====== EXERCISE MATERIALS

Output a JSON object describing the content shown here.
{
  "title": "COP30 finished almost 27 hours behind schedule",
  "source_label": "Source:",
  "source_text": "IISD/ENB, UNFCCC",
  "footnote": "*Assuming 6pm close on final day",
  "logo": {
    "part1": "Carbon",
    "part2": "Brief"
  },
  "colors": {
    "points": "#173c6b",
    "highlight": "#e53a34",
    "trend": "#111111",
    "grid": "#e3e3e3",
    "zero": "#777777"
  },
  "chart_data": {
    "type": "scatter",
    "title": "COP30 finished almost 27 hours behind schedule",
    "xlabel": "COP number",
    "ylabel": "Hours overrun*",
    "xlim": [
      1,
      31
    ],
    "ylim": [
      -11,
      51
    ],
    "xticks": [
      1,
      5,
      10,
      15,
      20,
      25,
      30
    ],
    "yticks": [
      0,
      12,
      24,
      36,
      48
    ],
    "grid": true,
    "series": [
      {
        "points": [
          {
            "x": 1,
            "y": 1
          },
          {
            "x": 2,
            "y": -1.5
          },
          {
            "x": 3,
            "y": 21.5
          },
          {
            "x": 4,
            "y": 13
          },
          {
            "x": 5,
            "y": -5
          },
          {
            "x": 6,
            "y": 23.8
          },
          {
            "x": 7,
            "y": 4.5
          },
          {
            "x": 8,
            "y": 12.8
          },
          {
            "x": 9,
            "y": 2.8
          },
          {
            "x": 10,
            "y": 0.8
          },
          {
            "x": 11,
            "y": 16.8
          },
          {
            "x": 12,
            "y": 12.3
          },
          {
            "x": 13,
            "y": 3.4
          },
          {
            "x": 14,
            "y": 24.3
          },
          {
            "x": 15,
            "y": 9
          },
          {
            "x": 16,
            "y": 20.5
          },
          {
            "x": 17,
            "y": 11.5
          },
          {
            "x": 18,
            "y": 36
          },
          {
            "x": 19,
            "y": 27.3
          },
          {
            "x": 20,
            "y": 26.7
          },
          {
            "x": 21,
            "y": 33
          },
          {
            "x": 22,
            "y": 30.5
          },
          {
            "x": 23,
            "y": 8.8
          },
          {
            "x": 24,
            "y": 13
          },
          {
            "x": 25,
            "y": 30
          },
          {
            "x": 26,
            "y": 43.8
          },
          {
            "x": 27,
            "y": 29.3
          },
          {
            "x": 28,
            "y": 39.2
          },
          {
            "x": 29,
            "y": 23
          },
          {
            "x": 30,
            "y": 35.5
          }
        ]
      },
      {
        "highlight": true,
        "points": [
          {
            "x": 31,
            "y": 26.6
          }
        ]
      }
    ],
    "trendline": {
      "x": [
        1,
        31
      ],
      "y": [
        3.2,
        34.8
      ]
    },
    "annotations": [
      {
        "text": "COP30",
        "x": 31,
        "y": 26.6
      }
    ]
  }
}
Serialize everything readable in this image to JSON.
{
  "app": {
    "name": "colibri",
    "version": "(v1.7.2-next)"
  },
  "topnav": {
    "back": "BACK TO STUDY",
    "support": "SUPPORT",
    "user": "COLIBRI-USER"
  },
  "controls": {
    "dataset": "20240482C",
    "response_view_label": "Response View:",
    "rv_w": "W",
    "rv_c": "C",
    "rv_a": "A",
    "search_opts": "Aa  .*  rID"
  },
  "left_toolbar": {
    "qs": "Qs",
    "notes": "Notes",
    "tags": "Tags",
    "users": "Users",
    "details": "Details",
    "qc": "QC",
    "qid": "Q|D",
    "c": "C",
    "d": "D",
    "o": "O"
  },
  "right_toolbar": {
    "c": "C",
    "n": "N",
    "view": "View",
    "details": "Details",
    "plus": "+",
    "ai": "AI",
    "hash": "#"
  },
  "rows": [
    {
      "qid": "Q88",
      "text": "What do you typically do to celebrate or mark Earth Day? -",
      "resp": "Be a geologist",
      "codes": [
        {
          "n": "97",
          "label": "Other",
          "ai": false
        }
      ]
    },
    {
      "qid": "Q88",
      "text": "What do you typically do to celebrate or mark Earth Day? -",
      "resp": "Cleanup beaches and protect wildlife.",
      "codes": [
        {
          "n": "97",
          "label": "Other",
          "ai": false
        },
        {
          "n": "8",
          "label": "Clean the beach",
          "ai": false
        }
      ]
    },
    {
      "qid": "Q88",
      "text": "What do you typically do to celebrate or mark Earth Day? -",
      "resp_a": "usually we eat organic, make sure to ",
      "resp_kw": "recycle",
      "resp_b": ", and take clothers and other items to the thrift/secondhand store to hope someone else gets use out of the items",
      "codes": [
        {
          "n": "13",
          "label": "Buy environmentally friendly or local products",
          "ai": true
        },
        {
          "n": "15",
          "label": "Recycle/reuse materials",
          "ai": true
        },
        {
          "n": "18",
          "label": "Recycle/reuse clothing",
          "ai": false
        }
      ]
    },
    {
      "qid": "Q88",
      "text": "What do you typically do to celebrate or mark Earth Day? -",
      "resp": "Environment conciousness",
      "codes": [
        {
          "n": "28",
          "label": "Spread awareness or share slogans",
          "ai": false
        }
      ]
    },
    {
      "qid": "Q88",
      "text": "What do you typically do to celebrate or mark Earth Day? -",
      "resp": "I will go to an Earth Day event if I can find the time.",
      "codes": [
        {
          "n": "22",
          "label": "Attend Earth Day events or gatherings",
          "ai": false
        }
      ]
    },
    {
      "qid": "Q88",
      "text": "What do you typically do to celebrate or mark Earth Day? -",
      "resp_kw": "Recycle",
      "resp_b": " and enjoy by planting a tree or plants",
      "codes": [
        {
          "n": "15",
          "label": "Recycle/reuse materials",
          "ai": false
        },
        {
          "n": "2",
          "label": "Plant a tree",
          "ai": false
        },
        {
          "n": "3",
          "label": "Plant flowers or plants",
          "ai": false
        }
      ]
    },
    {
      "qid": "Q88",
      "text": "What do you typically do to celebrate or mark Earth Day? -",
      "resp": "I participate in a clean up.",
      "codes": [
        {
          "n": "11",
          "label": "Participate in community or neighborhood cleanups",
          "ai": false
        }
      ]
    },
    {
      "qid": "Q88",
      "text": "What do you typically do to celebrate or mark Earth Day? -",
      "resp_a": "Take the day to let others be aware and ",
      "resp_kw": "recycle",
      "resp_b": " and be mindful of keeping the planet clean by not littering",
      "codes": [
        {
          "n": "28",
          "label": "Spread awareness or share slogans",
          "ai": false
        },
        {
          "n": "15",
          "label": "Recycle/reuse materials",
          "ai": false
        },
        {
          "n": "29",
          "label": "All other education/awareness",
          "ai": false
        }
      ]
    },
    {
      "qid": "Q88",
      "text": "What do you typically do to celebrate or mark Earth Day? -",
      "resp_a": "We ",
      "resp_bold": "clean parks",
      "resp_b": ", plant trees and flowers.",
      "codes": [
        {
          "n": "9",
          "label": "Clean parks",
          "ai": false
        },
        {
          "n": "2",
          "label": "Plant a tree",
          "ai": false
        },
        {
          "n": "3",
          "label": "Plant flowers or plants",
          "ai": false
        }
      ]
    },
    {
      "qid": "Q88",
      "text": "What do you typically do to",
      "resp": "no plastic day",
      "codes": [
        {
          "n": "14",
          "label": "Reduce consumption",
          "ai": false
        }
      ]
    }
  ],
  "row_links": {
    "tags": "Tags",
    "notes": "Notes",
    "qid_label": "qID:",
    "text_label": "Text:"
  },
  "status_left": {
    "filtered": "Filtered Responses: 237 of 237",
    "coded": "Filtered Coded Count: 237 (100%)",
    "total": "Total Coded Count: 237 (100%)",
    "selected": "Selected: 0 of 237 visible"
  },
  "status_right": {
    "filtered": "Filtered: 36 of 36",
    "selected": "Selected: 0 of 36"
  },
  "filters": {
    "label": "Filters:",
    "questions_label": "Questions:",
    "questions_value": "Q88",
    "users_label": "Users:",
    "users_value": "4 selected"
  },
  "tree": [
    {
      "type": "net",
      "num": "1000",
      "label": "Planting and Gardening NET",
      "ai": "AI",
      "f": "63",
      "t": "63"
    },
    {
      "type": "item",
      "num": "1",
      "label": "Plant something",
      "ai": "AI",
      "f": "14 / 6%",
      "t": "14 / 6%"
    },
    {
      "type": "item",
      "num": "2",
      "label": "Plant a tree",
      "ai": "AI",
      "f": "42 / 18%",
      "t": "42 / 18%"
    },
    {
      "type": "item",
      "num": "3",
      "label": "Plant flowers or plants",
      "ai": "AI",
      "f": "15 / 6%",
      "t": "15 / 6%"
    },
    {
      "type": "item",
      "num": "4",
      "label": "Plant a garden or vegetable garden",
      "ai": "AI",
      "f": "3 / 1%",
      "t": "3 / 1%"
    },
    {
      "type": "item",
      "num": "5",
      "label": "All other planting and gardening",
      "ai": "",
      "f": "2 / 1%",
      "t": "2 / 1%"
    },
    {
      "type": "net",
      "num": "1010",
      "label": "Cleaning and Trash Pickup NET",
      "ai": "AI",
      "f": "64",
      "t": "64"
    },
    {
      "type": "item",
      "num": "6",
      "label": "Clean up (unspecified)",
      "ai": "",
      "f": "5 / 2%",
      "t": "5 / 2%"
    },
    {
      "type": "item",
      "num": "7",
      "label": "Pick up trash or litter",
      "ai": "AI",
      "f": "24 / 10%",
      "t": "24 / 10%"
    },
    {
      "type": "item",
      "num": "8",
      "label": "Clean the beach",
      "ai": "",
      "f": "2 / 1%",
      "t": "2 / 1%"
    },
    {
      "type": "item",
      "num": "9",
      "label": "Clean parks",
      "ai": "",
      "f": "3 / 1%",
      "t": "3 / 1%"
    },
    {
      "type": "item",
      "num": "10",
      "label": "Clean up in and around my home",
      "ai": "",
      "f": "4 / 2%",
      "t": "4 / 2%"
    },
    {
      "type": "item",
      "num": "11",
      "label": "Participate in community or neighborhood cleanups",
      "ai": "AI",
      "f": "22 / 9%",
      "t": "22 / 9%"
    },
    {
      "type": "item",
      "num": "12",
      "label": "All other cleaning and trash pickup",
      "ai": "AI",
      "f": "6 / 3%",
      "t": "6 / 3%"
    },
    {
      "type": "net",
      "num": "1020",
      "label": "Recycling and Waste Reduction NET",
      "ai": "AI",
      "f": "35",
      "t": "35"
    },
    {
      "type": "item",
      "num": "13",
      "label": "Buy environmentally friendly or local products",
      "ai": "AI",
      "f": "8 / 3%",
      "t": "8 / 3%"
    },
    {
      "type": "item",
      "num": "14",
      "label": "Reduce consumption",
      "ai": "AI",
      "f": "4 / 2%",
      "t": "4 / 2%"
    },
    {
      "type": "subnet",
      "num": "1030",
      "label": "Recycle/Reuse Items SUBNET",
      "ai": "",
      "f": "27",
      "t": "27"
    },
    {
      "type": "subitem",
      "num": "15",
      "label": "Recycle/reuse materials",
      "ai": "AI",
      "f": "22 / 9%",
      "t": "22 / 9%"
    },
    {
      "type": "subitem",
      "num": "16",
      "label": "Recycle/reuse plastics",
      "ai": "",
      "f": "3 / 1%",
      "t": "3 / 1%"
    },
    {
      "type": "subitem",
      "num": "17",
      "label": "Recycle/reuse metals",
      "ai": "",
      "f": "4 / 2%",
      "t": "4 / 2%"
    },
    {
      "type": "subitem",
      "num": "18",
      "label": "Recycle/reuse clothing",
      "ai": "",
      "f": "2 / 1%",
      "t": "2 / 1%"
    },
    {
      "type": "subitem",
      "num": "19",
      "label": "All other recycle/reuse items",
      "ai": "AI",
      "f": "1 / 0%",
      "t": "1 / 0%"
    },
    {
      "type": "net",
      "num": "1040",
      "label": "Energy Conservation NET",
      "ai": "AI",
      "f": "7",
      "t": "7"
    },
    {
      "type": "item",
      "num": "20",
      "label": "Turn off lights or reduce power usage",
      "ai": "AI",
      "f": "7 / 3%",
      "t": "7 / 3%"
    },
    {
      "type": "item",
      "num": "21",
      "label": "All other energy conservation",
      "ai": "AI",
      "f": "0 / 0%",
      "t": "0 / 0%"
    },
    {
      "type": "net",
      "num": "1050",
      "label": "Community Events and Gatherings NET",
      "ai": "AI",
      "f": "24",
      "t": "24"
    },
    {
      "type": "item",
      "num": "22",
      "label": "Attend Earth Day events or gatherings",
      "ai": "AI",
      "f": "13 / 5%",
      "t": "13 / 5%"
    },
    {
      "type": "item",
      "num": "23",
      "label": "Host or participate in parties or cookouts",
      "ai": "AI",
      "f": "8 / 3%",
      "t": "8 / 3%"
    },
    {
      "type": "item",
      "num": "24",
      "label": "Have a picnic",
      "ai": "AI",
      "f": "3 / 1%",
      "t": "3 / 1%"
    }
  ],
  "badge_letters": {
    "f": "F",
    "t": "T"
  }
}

============

- DIRECTIONS FOR THIS TASK -
In the entries above, find lines with "neighborhood" and copy each.

- COMPLETED EXERCISE -
          "label": "Participate in community or neighborhood cleanups",
      "label": "Participate in community or neighborhood cleanups",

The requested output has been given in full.